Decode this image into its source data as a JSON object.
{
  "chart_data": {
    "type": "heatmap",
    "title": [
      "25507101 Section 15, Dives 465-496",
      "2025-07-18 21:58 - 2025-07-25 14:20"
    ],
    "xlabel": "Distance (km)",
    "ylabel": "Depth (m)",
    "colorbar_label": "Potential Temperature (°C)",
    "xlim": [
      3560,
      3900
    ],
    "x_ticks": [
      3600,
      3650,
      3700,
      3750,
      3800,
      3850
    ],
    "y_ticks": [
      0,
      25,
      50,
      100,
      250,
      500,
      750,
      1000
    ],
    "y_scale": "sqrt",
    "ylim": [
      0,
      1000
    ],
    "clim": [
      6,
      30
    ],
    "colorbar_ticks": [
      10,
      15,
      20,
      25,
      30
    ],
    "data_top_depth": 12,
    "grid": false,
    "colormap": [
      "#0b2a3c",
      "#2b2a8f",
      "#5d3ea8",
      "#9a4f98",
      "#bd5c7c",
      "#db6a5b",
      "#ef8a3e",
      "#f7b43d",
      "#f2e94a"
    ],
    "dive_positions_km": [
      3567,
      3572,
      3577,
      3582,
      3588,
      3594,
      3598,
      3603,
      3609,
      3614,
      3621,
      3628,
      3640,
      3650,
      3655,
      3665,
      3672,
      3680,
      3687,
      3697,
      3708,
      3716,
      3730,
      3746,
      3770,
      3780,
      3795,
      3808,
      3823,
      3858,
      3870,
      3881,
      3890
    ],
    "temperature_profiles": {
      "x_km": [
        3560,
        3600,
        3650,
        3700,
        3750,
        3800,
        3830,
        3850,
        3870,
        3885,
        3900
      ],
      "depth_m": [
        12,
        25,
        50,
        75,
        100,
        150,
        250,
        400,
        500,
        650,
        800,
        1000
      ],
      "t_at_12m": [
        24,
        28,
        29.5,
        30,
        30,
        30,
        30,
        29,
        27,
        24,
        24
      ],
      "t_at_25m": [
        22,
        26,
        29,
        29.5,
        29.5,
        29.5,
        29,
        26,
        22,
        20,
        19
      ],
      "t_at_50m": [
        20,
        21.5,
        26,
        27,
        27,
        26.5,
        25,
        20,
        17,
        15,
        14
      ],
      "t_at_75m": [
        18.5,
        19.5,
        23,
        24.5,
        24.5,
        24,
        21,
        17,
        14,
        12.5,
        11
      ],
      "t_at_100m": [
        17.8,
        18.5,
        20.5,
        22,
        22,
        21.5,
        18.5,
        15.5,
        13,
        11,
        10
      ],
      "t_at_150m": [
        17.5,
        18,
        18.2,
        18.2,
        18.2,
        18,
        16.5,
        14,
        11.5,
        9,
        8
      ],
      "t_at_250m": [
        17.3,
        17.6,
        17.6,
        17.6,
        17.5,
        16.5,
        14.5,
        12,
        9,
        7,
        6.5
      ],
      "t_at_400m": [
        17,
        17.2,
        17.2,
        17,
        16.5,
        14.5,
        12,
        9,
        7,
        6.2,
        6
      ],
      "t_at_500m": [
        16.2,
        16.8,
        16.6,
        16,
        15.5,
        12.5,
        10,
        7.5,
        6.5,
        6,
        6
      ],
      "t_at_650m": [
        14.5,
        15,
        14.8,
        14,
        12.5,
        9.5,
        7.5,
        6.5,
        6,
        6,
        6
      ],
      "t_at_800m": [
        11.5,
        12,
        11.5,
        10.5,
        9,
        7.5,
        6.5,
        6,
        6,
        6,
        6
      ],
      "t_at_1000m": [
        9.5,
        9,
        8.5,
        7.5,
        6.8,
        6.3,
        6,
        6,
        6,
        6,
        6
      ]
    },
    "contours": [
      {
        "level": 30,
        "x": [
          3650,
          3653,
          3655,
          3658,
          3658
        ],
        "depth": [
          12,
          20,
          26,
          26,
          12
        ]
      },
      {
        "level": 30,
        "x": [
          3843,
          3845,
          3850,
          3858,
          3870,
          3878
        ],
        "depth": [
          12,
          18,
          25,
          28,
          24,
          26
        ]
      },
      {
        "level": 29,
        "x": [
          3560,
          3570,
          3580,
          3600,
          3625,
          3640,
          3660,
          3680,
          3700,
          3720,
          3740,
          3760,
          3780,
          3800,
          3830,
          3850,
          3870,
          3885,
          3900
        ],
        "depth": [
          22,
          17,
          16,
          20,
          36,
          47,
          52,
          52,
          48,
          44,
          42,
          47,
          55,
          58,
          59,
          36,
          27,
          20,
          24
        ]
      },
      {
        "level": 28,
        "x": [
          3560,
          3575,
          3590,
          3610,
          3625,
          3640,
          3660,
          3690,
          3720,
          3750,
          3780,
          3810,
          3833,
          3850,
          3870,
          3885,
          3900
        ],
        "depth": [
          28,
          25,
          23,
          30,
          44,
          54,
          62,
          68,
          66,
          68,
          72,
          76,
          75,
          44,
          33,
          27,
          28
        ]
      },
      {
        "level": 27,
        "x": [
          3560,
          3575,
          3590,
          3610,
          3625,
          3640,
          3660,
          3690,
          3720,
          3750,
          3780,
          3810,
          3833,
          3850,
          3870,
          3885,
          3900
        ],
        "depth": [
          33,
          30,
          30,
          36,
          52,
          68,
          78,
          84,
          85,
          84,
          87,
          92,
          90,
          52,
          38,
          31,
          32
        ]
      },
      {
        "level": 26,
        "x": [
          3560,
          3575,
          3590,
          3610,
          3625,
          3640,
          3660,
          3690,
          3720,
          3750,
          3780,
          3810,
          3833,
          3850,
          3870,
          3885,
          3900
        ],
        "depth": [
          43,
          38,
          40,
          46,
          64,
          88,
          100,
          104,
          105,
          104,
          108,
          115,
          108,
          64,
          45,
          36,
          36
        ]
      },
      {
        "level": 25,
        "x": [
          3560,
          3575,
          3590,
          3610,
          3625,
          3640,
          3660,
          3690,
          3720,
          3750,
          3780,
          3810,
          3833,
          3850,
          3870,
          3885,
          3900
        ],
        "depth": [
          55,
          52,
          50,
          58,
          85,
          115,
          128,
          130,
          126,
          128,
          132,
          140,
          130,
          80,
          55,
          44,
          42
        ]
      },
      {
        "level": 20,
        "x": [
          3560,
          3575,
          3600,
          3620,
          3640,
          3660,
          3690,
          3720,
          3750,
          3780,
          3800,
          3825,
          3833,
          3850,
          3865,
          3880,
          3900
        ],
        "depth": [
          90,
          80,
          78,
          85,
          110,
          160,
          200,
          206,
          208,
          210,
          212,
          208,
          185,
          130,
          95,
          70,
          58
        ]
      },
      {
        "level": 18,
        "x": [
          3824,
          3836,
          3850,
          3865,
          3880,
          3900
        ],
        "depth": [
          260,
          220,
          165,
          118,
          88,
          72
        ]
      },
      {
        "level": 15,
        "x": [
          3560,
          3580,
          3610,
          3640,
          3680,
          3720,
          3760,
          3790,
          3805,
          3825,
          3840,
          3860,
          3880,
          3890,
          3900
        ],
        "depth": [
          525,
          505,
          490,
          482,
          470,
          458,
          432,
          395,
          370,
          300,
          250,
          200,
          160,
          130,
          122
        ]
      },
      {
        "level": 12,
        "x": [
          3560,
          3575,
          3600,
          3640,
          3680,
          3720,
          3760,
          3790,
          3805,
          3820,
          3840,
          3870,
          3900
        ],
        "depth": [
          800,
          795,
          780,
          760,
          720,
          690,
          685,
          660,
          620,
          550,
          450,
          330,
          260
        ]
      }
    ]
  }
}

##############################

WHAT YOU WILL DO:
Repeat the records above in full, character for character.

EXPECTED ANSWER:
Decode this image into its source data as a JSON object.
{
  "chart_data": {
    "type": "heatmap",
    "title": [
      "25507101 Section 15, Dives 465-496",
      "2025-07-18 21:58 - 2025-07-25 14:20"
    ],
    "xlabel": "Distance (km)",
    "ylabel": "Depth (m)",
    "colorbar_label": "Potential Temperature (°C)",
    "xlim": [
      3560,
      3900
    ],
    "x_ticks": [
      3600,
      3650,
      3700,
      3750,
      3800,
      3850
    ],
    "y_ticks": [
      0,
      25,
      50,
      100,
      250,
      500,
      750,
      1000
    ],
    "y_scale": "sqrt",
    "ylim": [
      0,
      1000
    ],
    "clim": [
      6,
      30
    ],
    "colorbar_ticks": [
      10,
      15,
      20,
      25,
      30
    ],
    "data_top_depth": 12,
    "grid": false,
    "colormap": [
      "#0b2a3c",
      "#2b2a8f",
      "#5d3ea8",
      "#9a4f98",
      "#bd5c7c",
      "#db6a5b",
      "#ef8a3e",
      "#f7b43d",
      "#f2e94a"
    ],
    "dive_positions_km": [
      3567,
      3572,
      3577,
      3582,
      3588,
      3594,
      3598,
      3603,
      3609,
      3614,
      3621,
      3628,
      3640,
      3650,
      3655,
      3665,
      3672,
      3680,
      3687,
      3697,
      3708,
      3716,
      3730,
      3746,
      3770,
      3780,
      3795,
      3808,
      3823,
      3858,
      3870,
      3881,
      3890
    ],
    "temperature_profiles": {
      "x_km": [
        3560,
        3600,
        3650,
        3700,
        3750,
        3800,
        3830,
        3850,
        3870,
        3885,
        3900
      ],
      "depth_m": [
        12,
        25,
        50,
        75,
        100,
        150,
        250,
        400,
        500,
        650,
        800,
        1000
      ],
      "t_at_12m": [
        24,
        28,
        29.5,
        30,
        30,
        30,
        30,
        29,
        27,
        24,
        24
      ],
      "t_at_25m": [
        22,
        26,
        29,
        29.5,
        29.5,
        29.5,
        29,
        26,
        22,
        20,
        19
      ],
      "t_at_50m": [
        20,
        21.5,
        26,
        27,
        27,
        26.5,
        25,
        20,
        17,
        15,
        14
      ],
      "t_at_75m": [
        18.5,
        19.5,
        23,
        24.5,
        24.5,
        24,
        21,
        17,
        14,
        12.5,
        11
      ],
      "t_at_100m": [
        17.8,
        18.5,
        20.5,
        22,
        22,
        21.5,
        18.5,
        15.5,
        13,
        11,
        10
      ],
      "t_at_150m": [
        17.5,
        18,
        18.2,
        18.2,
        18.2,
        18,
        16.5,
        14,
        11.5,
        9,
        8
      ],
      "t_at_250m": [
        17.3,
        17.6,
        17.6,
        17.6,
        17.5,
        16.5,
        14.5,
        12,
        9,
        7,
        6.5
      ],
      "t_at_400m": [
        17,
        17.2,
        17.2,
        17,
        16.5,
        14.5,
        12,
        9,
        7,
        6.2,
        6
      ],
      "t_at_500m": [
        16.2,
        16.8,
        16.6,
        16,
        15.5,
        12.5,
        10,
        7.5,
        6.5,
        6,
        6
      ],
      "t_at_650m": [
        14.5,
        15,
        14.8,
        14,
        12.5,
        9.5,
        7.5,
        6.5,
        6,
        6,
        6
      ],
      "t_at_800m": [
        11.5,
        12,
        11.5,
        10.5,
        9,
        7.5,
        6.5,
        6,
        6,
        6,
        6
      ],
      "t_at_1000m": [
        9.5,
        9,
        8.5,
        7.5,
        6.8,
        6.3,
        6,
        6,
        6,
        6,
        6
      ]
    },
    "contours": [
      {
        "level": 30,
        "x": [
          3650,
          3653,
          3655,
          3658,
          3658
        ],
        "depth": [
          12,
          20,
          26,
          26,
          12
        ]
      },
      {
        "level": 30,
        "x": [
          3843,
          3845,
          3850,
          3858,
          3870,
          3878
        ],
        "depth": [
          12,
          18,
          25,
          28,
          24,
          26
        ]
      },
      {
        "level": 29,
        "x": [
          3560,
          3570,
          3580,
          3600,
          3625,
          3640,
          3660,
          3680,
          3700,
          3720,
          3740,
          3760,
          3780,
          3800,
          3830,
          3850,
          3870,
          3885,
          3900
        ],
        "depth": [
          22,
          17,
          16,
          20,
          36,
          47,
          52,
          52,
          48,
          44,
          42,
          47,
          55,
          58,
          59,
          36,
          27,
          20,
          24
        ]
      },
      {
        "level": 28,
        "x": [
          3560,
          3575,
          3590,
          3610,
          3625,
          3640,
          3660,
          3690,
          3720,
          3750,
          3780,
          3810,
          3833,
          3850,
          3870,
          3885,
          3900
        ],
        "depth": [
          28,
          25,
          23,
          30,
          44,
          54,
          62,
          68,
          66,
          68,
          72,
          76,
          75,
          44,
          33,
          27,
          28
        ]
      },
      {
        "level": 27,
        "x": [
          3560,
          3575,
          3590,
          3610,
          3625,
          3640,
          3660,
          3690,
          3720,
          3750,
          3780,
          3810,
          3833,
          3850,
          3870,
          3885,
          3900
        ],
        "depth": [
          33,
          30,
          30,
          36,
          52,
          68,
          78,
          84,
          85,
          84,
          87,
          92,
          90,
          52,
          38,
          31,
          32
        ]
      },
      {
        "level": 26,
        "x": [
          3560,
          3575,
          3590,
          3610,
          3625,
          3640,
          3660,
          3690,
          3720,
          3750,
          3780,
          3810,
          3833,
          3850,
          3870,
          3885,
          3900
        ],
        "depth": [
          43,
          38,
          40,
          46,
          64,
          88,
          100,
          104,
          105,
          104,
          108,
          115,
          108,
          64,
          45,
          36,
          36
        ]
      },
      {
        "level": 25,
        "x": [
          3560,
          3575,
          3590,
          3610,
          3625,
          3640,
          3660,
          3690,
          3720,
          3750,
          3780,
          3810,
          3833,
          3850,
          3870,
          3885,
          3900
        ],
        "depth": [
          55,
          52,
          50,
          58,
          85,
          115,
          128,
          130,
          126,
          128,
          132,
          140,
          130,
          80,
          55,
          44,
          42
        ]
      },
      {
        "level": 20,
        "x": [
          3560,
          3575,
          3600,
          3620,
          3640,
          3660,
          3690,
          3720,
          3750,
          3780,
          3800,
          3825,
          3833,
          3850,
          3865,
          3880,
          3900
        ],
        "depth": [
          90,
          80,
          78,
          85,
          110,
          160,
          200,
          206,
          208,
          210,
          212,
          208,
          185,
          130,
          95,
          70,
          58
        ]
      },
      {
        "level": 18,
        "x": [
          3824,
          3836,
          3850,
          3865,
          3880,
          3900
        ],
        "depth": [
          260,
          220,
          165,
          118,
          88,
          72
        ]
      },
      {
        "level": 15,
        "x": [
          3560,
          3580,
          3610,
          3640,
          3680,
          3720,
          3760,
          3790,
          3805,
          3825,
          3840,
          3860,
          3880,
          3890,
          3900
        ],
        "depth": [
          525,
          505,
          490,
          482,
          470,
          458,
          432,
          395,
          370,
          300,
          250,
          200,
          160,
          130,
          122
        ]
      },
      {
        "level": 12,
        "x": [
          3560,
          3575,
          3600,
          3640,
          3680,
          3720,
          3760,
          3790,
          3805,
          3820,
          3840,
          3870,
          3900
        ],
        "depth": [
          800,
          795,
          780,
          760,
          720,
          690,
          685,
          660,
          620,
          550,
          450,
          330,
          260
        ]
      }
    ]
  }
}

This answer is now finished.